## GIVEN INSTRUCTION
Go through the listing and set it down exactly, leaving out its pictures.

## STORED ROWS
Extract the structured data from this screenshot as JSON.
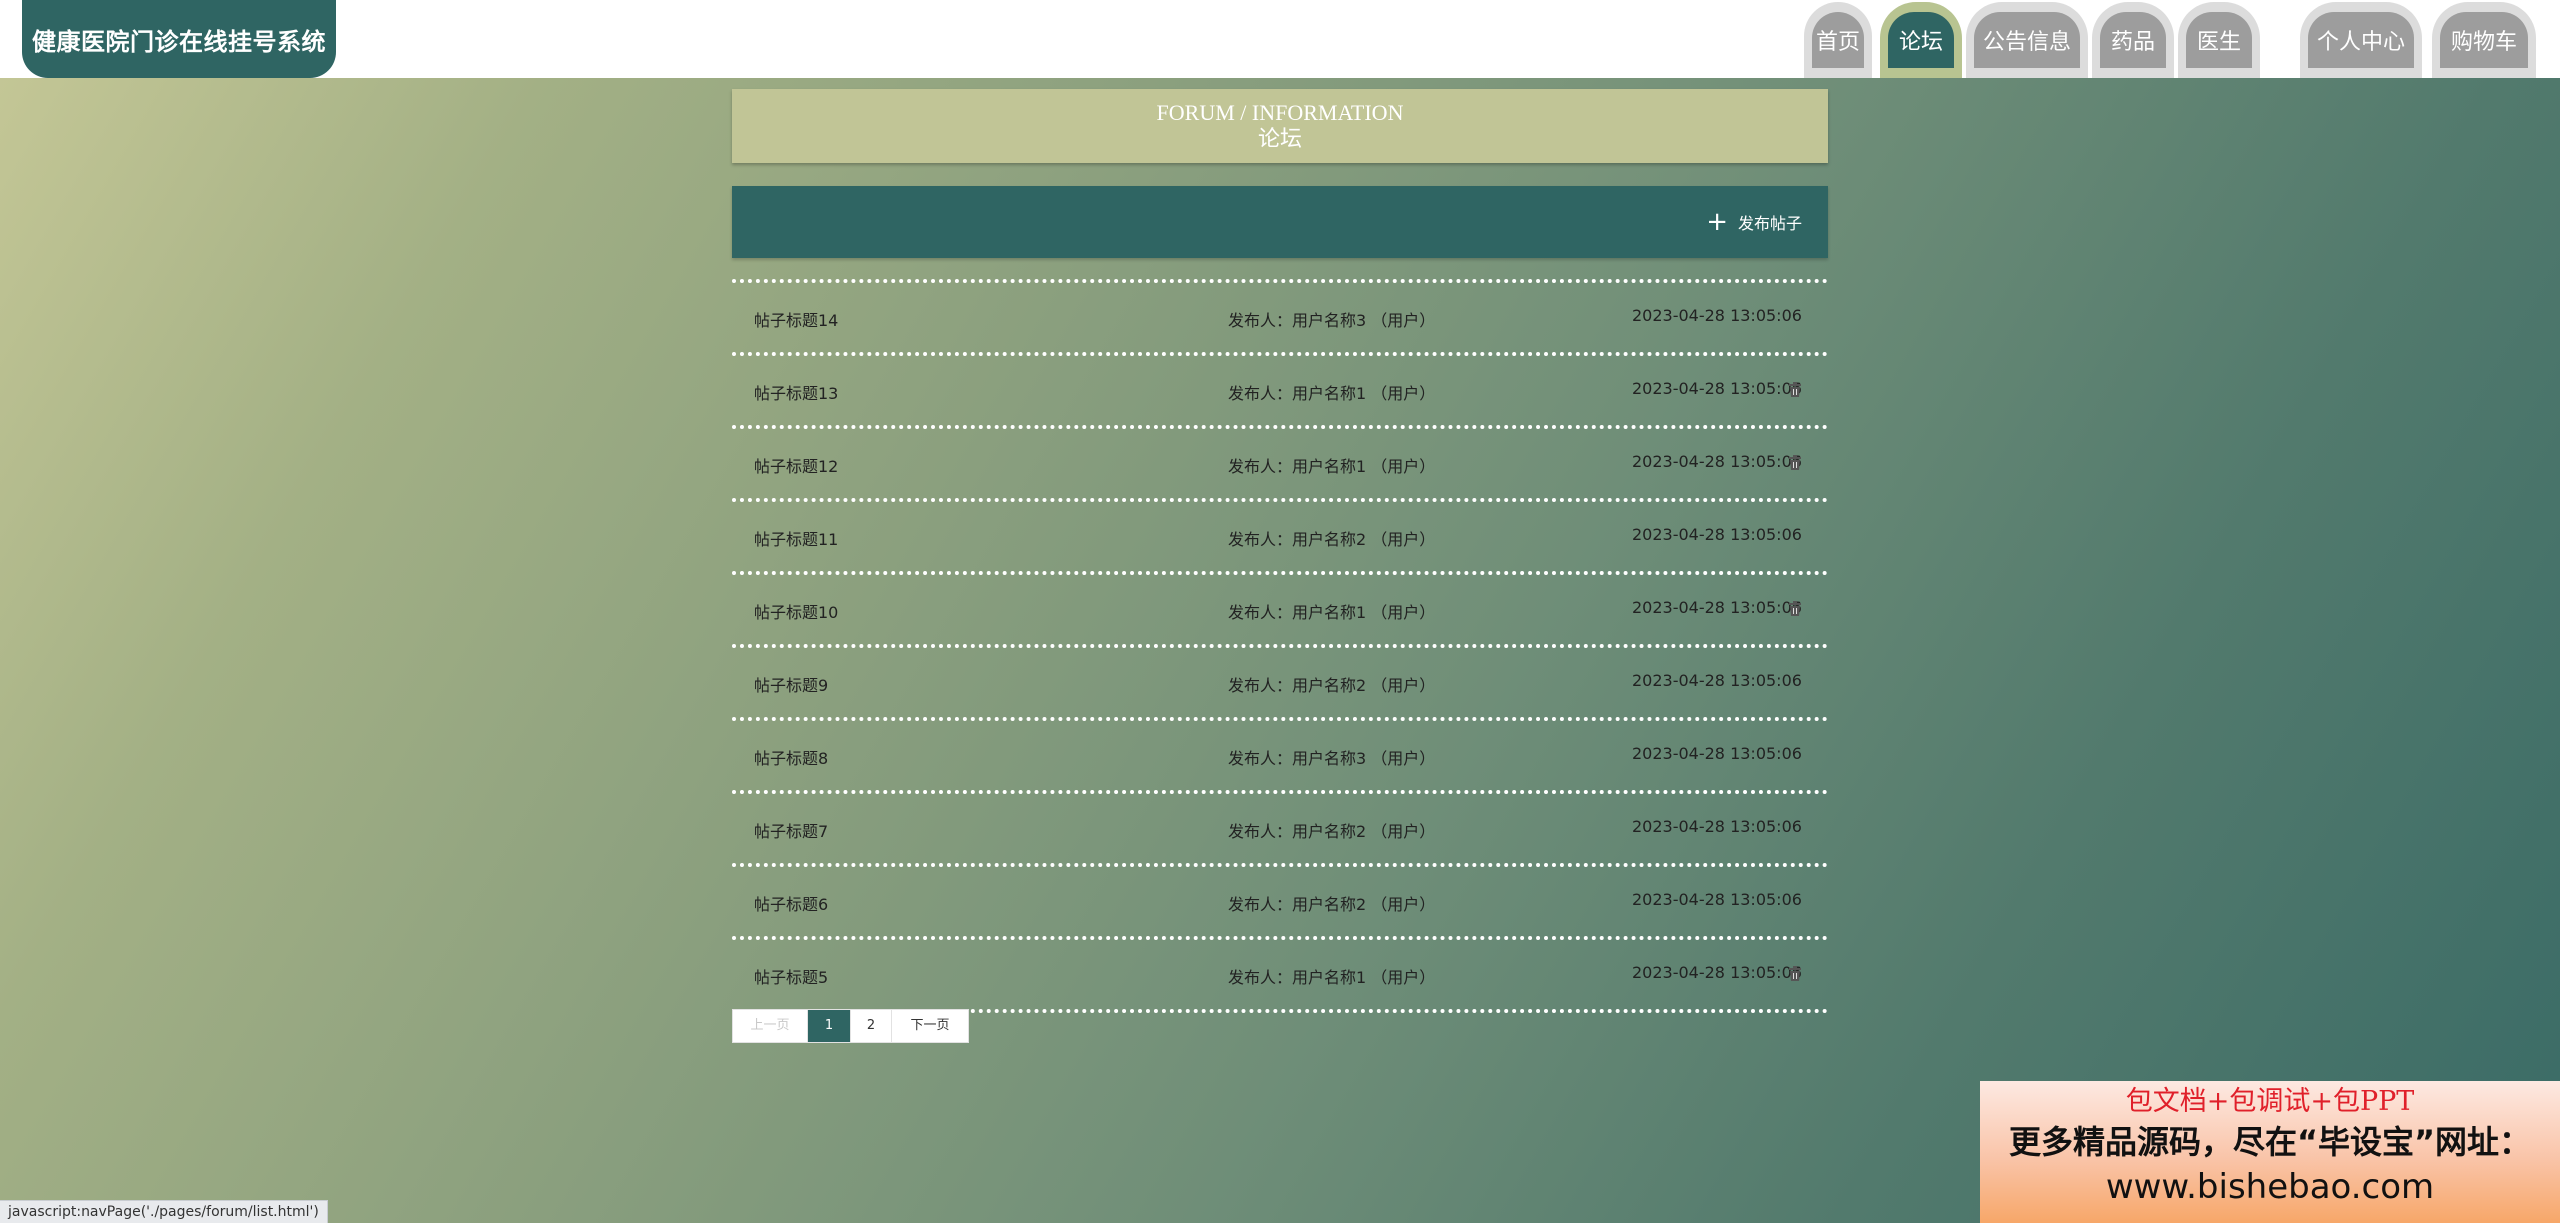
{
  "app": {
    "title": "健康医院门诊在线挂号系统"
  },
  "nav": {
    "items": [
      {
        "label": "首页"
      },
      {
        "label": "论坛"
      },
      {
        "label": "公告信息"
      },
      {
        "label": "药品"
      },
      {
        "label": "医生"
      },
      {
        "label": "个人中心"
      },
      {
        "label": "购物车"
      }
    ],
    "active": "论坛"
  },
  "page": {
    "title_en": "FORUM / INFORMATION",
    "title_cn": "论坛"
  },
  "actions": {
    "post_label": "发布帖子"
  },
  "posts": [
    {
      "title": "帖子标题14",
      "author": "发布人：用户名称3 （用户）",
      "time": "2023-04-28 13:05:06",
      "deletable": false
    },
    {
      "title": "帖子标题13",
      "author": "发布人：用户名称1 （用户）",
      "time": "2023-04-28 13:05:06",
      "deletable": true
    },
    {
      "title": "帖子标题12",
      "author": "发布人：用户名称1 （用户）",
      "time": "2023-04-28 13:05:06",
      "deletable": true
    },
    {
      "title": "帖子标题11",
      "author": "发布人：用户名称2 （用户）",
      "time": "2023-04-28 13:05:06",
      "deletable": false
    },
    {
      "title": "帖子标题10",
      "author": "发布人：用户名称1 （用户）",
      "time": "2023-04-28 13:05:06",
      "deletable": true
    },
    {
      "title": "帖子标题9",
      "author": "发布人：用户名称2 （用户）",
      "time": "2023-04-28 13:05:06",
      "deletable": false
    },
    {
      "title": "帖子标题8",
      "author": "发布人：用户名称3 （用户）",
      "time": "2023-04-28 13:05:06",
      "deletable": false
    },
    {
      "title": "帖子标题7",
      "author": "发布人：用户名称2 （用户）",
      "time": "2023-04-28 13:05:06",
      "deletable": false
    },
    {
      "title": "帖子标题6",
      "author": "发布人：用户名称2 （用户）",
      "time": "2023-04-28 13:05:06",
      "deletable": false
    },
    {
      "title": "帖子标题5",
      "author": "发布人：用户名称1 （用户）",
      "time": "2023-04-28 13:05:06",
      "deletable": true
    }
  ],
  "pagination": {
    "prev": "上一页",
    "pages": [
      "1",
      "2"
    ],
    "current": "1",
    "next": "下一页"
  },
  "statusbar": {
    "text": "javascript:navPage('./pages/forum/list.html')"
  },
  "ad": {
    "line1": "包文档+包调试+包PPT",
    "line2": "更多精品源码，尽在“毕设宝”网址：",
    "line3": "www.bishebao.com"
  },
  "colors": {
    "primary": "#2f6563",
    "title_bar": "#c1c596",
    "active_tab_outer": "#b8c491",
    "tab_inner": "#9d9d9d"
  },
  "icons": {
    "delete": "trash-icon",
    "post": "plus-icon"
  }
}
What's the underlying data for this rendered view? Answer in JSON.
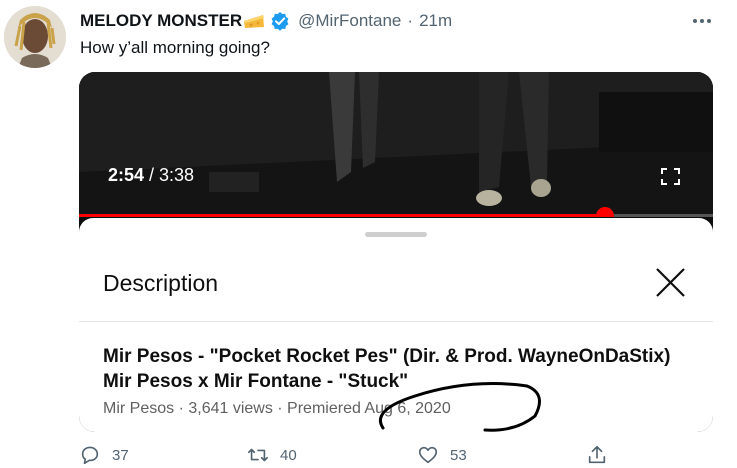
{
  "tweet": {
    "display_name": "MELODY MONSTER",
    "handle": "@MirFontane",
    "separator": "·",
    "time": "21m",
    "text": "How y’all morning going?",
    "media": {
      "current_time": "2:54",
      "total_time": " / 3:38",
      "progress_fraction": 0.83,
      "description_heading": "Description",
      "video_title": "Mir Pesos - \"Pocket Rocket Pes\" (Dir. & Prod. WayneOnDaStix) Mir Pesos x Mir Fontane - \"Stuck\"",
      "meta": "Mir Pesos · 3,641 views · Premiered Aug 6, 2020"
    },
    "actions": {
      "replies": "37",
      "retweets": "40",
      "likes": "53"
    }
  },
  "colors": {
    "accent_blue": "#1d9bf0",
    "progress_red": "#ff0000",
    "secondary_text": "#536471"
  }
}
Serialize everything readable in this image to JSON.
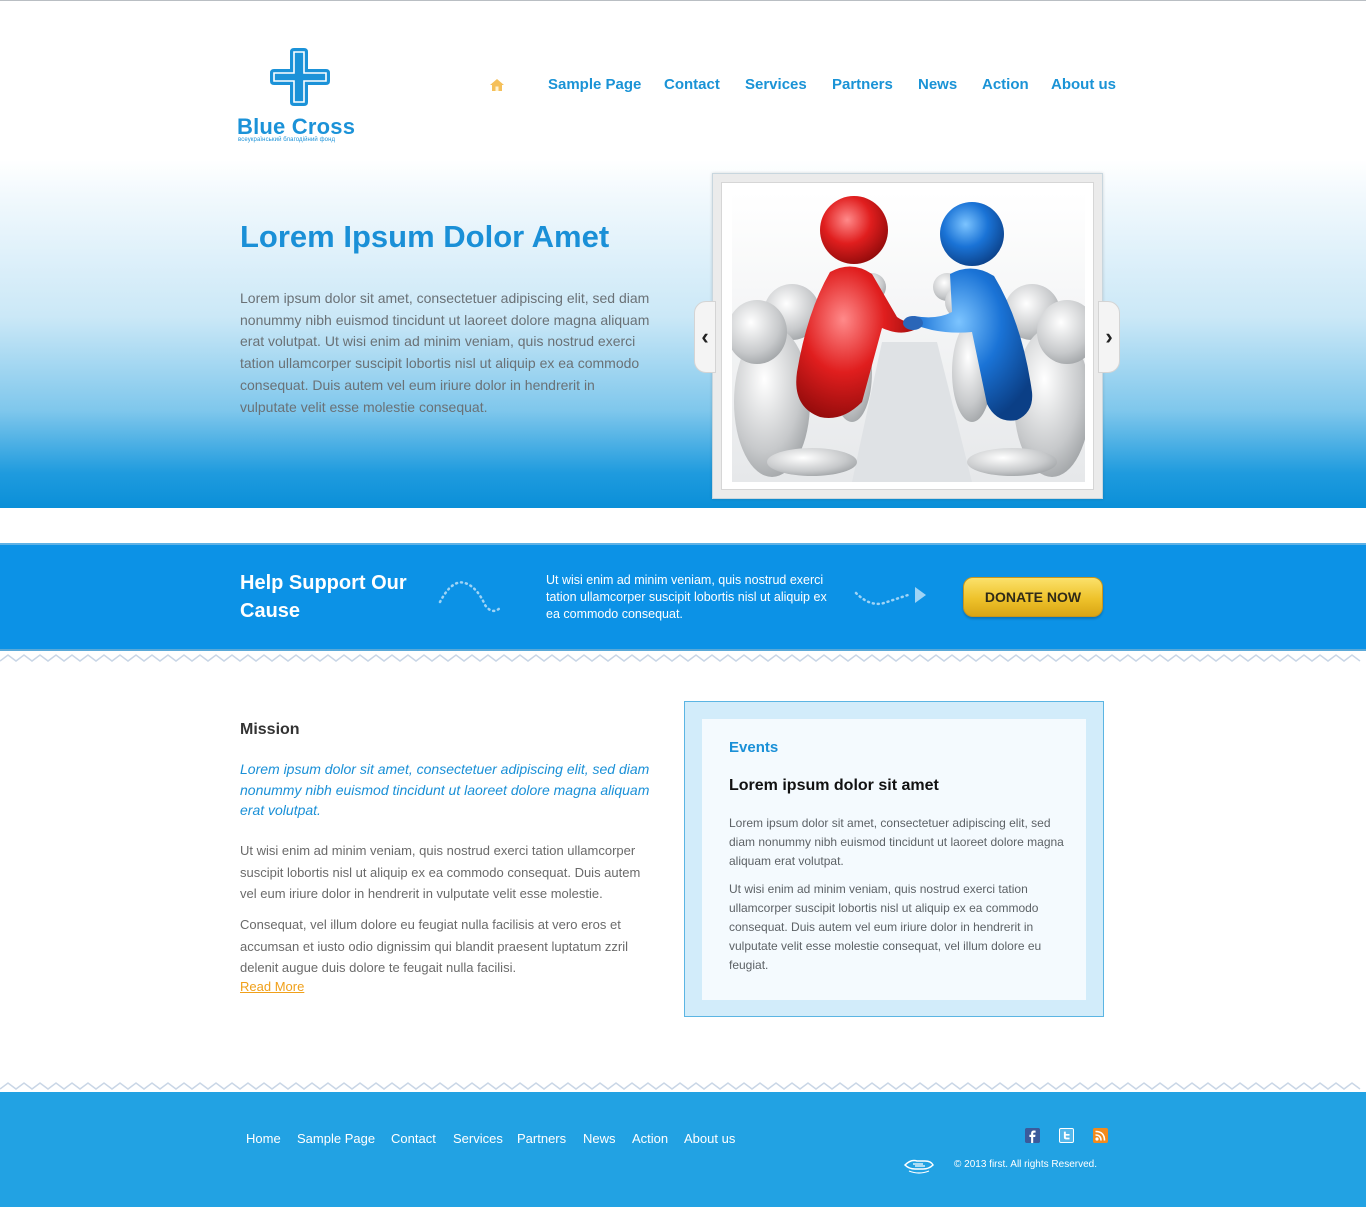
{
  "header": {
    "logo_text": "Blue Cross",
    "logo_subtitle": "всеукраїнський благодійний фонд",
    "nav": [
      "Sample Page",
      "Contact",
      "Services",
      "Partners",
      "News",
      "Action",
      "About us"
    ]
  },
  "hero": {
    "title": "Lorem Ipsum Dolor Amet",
    "text": "Lorem ipsum dolor sit amet, consectetuer adipiscing elit, sed diam nonummy nibh euismod tincidunt ut laoreet dolore magna aliquam erat volutpat. Ut wisi enim ad minim veniam, quis nostrud exerci tation ullamcorper suscipit lobortis nisl ut aliquip ex ea commodo consequat. Duis autem vel eum iriure dolor in hendrerit in vulputate velit esse molestie consequat."
  },
  "slider": {
    "prev_label": "‹",
    "next_label": "›"
  },
  "support": {
    "title": "Help Support Our Cause",
    "text": "Ut wisi enim ad minim veniam, quis nostrud exerci tation ullamcorper suscipit lobortis nisl ut aliquip ex ea commodo consequat.",
    "donate_label": "DONATE NOW"
  },
  "mission": {
    "title": "Mission",
    "lead": "Lorem ipsum dolor sit amet, consectetuer adipiscing elit, sed diam nonummy nibh euismod tincidunt ut laoreet dolore magna aliquam erat volutpat.",
    "p1": "Ut wisi enim ad minim veniam, quis nostrud exerci tation ullamcorper suscipit lobortis nisl ut aliquip ex ea commodo consequat. Duis autem vel eum iriure dolor in hendrerit in vulputate velit esse molestie.",
    "p2": "Consequat, vel illum dolore eu feugiat nulla facilisis at vero eros et accumsan et iusto odio dignissim qui blandit praesent luptatum zzril delenit augue duis dolore te feugait nulla facilisi.",
    "read_more": "Read More"
  },
  "events": {
    "title": "Events",
    "headline": "Lorem ipsum dolor sit amet",
    "p1": "Lorem ipsum dolor sit amet, consectetuer adipiscing elit, sed diam nonummy nibh euismod tincidunt ut laoreet dolore magna aliquam erat volutpat.",
    "p2": "Ut wisi enim ad minim veniam, quis nostrud exerci tation ullamcorper suscipit lobortis nisl ut aliquip ex ea commodo consequat. Duis autem vel eum iriure dolor in hendrerit in vulputate velit esse molestie consequat, vel illum dolore eu feugiat."
  },
  "footer": {
    "nav": [
      "Home",
      "Sample Page",
      "Contact",
      "Services",
      "Partners",
      "News",
      "Action",
      "About us"
    ],
    "copyright": "© 2013 first. All rights Reserved.",
    "social": [
      "facebook-icon",
      "twitter-icon",
      "rss-icon"
    ]
  },
  "colors": {
    "brand_blue": "#1a90d7",
    "support_band": "#0c92e6",
    "footer": "#22a2e3",
    "donate_yellow": "#eec22b",
    "read_more": "#f0a01a"
  }
}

## TASK OUTPUT
Extract the structured data from this screenshot as JSON.
{
  "app": {
    "title": "健康医院门诊在线挂号系统"
  },
  "nav": {
    "items": [
      {
        "label": "首页"
      },
      {
        "label": "论坛"
      },
      {
        "label": "公告信息"
      },
      {
        "label": "药品"
      },
      {
        "label": "医生"
      },
      {
        "label": "个人中心"
      },
      {
        "label": "购物车"
      }
    ],
    "active": "论坛"
  },
  "page": {
    "title_en": "FORUM / INFORMATION",
    "title_cn": "论坛"
  },
  "actions": {
    "post_label": "发布帖子"
  },
  "posts": [
    {
      "title": "帖子标题14",
      "author": "发布人：用户名称3 （用户）",
      "time": "2023-04-28 13:05:06",
      "deletable": false
    },
    {
      "title": "帖子标题13",
      "author": "发布人：用户名称1 （用户）",
      "time": "2023-04-28 13:05:06",
      "deletable": true
    },
    {
      "title": "帖子标题12",
      "author": "发布人：用户名称1 （用户）",
      "time": "2023-04-28 13:05:06",
      "deletable": true
    },
    {
      "title": "帖子标题11",
      "author": "发布人：用户名称2 （用户）",
      "time": "2023-04-28 13:05:06",
      "deletable": false
    },
    {
      "title": "帖子标题10",
      "author": "发布人：用户名称1 （用户）",
      "time": "2023-04-28 13:05:06",
      "deletable": true
    },
    {
      "title": "帖子标题9",
      "author": "发布人：用户名称2 （用户）",
      "time": "2023-04-28 13:05:06",
      "deletable": false
    },
    {
      "title": "帖子标题8",
      "author": "发布人：用户名称3 （用户）",
      "time": "2023-04-28 13:05:06",
      "deletable": false
    },
    {
      "title": "帖子标题7",
      "author": "发布人：用户名称2 （用户）",
      "time": "2023-04-28 13:05:06",
      "deletable": false
    },
    {
      "title": "帖子标题6",
      "author": "发布人：用户名称2 （用户）",
      "time": "2023-04-28 13:05:06",
      "deletable": false
    },
    {
      "title": "帖子标题5",
      "author": "发布人：用户名称1 （用户）",
      "time": "2023-04-28 13:05:06",
      "deletable": true
    }
  ],
  "pagination": {
    "prev": "上一页",
    "pages": [
      "1",
      "2"
    ],
    "current": "1",
    "next": "下一页"
  },
  "statusbar": {
    "text": "javascript:navPage('./pages/forum/list.html')"
  },
  "ad": {
    "line1": "包文档+包调试+包PPT",
    "line2": "更多精品源码，尽在“毕设宝”网址：",
    "line3": "www.bishebao.com"
  },
  "colors": {
    "primary": "#2f6563",
    "title_bar": "#c1c596",
    "active_tab_outer": "#b8c491",
    "tab_inner": "#9d9d9d"
  },
  "icons": {
    "delete": "trash-icon",
    "post": "plus-icon"
  }
}
What's the underlying data for this rendered view? Answer in JSON.
{
  "tweet": {
    "display_name": "MELODY MONSTER",
    "handle": "@MirFontane",
    "separator": "·",
    "time": "21m",
    "text": "How y’all morning going?",
    "media": {
      "current_time": "2:54",
      "total_time": " / 3:38",
      "progress_fraction": 0.83,
      "description_heading": "Description",
      "video_title": "Mir Pesos - \"Pocket Rocket Pes\" (Dir. & Prod. WayneOnDaStix) Mir Pesos x Mir Fontane - \"Stuck\"",
      "meta": "Mir Pesos · 3,641 views · Premiered Aug 6, 2020"
    },
    "actions": {
      "replies": "37",
      "retweets": "40",
      "likes": "53"
    }
  },
  "colors": {
    "accent_blue": "#1d9bf0",
    "progress_red": "#ff0000",
    "secondary_text": "#536471"
  }
}
Serialize everything readable in this image to JSON.
{
  "header": {
    "logo_text": "Blue Cross",
    "logo_subtitle": "всеукраїнський благодійний фонд",
    "nav": [
      "Sample Page",
      "Contact",
      "Services",
      "Partners",
      "News",
      "Action",
      "About us"
    ]
  },
  "hero": {
    "title": "Lorem Ipsum Dolor Amet",
    "text": "Lorem ipsum dolor sit amet, consectetuer adipiscing elit, sed diam nonummy nibh euismod tincidunt ut laoreet dolore magna aliquam erat volutpat. Ut wisi enim ad minim veniam, quis nostrud exerci tation ullamcorper suscipit lobortis nisl ut aliquip ex ea commodo consequat. Duis autem vel eum iriure dolor in hendrerit in vulputate velit esse molestie consequat."
  },
  "slider": {
    "prev_label": "‹",
    "next_label": "›"
  },
  "support": {
    "title": "Help Support Our Cause",
    "text": "Ut wisi enim ad minim veniam, quis nostrud exerci tation ullamcorper suscipit lobortis nisl ut aliquip ex ea commodo consequat.",
    "donate_label": "DONATE NOW"
  },
  "mission": {
    "title": "Mission",
    "lead": "Lorem ipsum dolor sit amet, consectetuer adipiscing elit, sed diam nonummy nibh euismod tincidunt ut laoreet dolore magna aliquam erat volutpat.",
    "p1": "Ut wisi enim ad minim veniam, quis nostrud exerci tation ullamcorper suscipit lobortis nisl ut aliquip ex ea commodo consequat. Duis autem vel eum iriure dolor in hendrerit in vulputate velit esse molestie.",
    "p2": "Consequat, vel illum dolore eu feugiat nulla facilisis at vero eros et accumsan et iusto odio dignissim qui blandit praesent luptatum zzril delenit augue duis dolore te feugait nulla facilisi.",
    "read_more": "Read More"
  },
  "events": {
    "title": "Events",
    "headline": "Lorem ipsum dolor sit amet",
    "p1": "Lorem ipsum dolor sit amet, consectetuer adipiscing elit, sed diam nonummy nibh euismod tincidunt ut laoreet dolore magna aliquam erat volutpat.",
    "p2": "Ut wisi enim ad minim veniam, quis nostrud exerci tation ullamcorper suscipit lobortis nisl ut aliquip ex ea commodo consequat. Duis autem vel eum iriure dolor in hendrerit in vulputate velit esse molestie consequat, vel illum dolore eu feugiat."
  },
  "footer": {
    "nav": [
      "Home",
      "Sample Page",
      "Contact",
      "Services",
      "Partners",
      "News",
      "Action",
      "About us"
    ],
    "copyright": "© 2013 first. All rights Reserved.",
    "social": [
      "facebook-icon",
      "twitter-icon",
      "rss-icon"
    ]
  },
  "colors": {
    "brand_blue": "#1a90d7",
    "support_band": "#0c92e6",
    "footer": "#22a2e3",
    "donate_yellow": "#eec22b",
    "read_more": "#f0a01a"
  }
}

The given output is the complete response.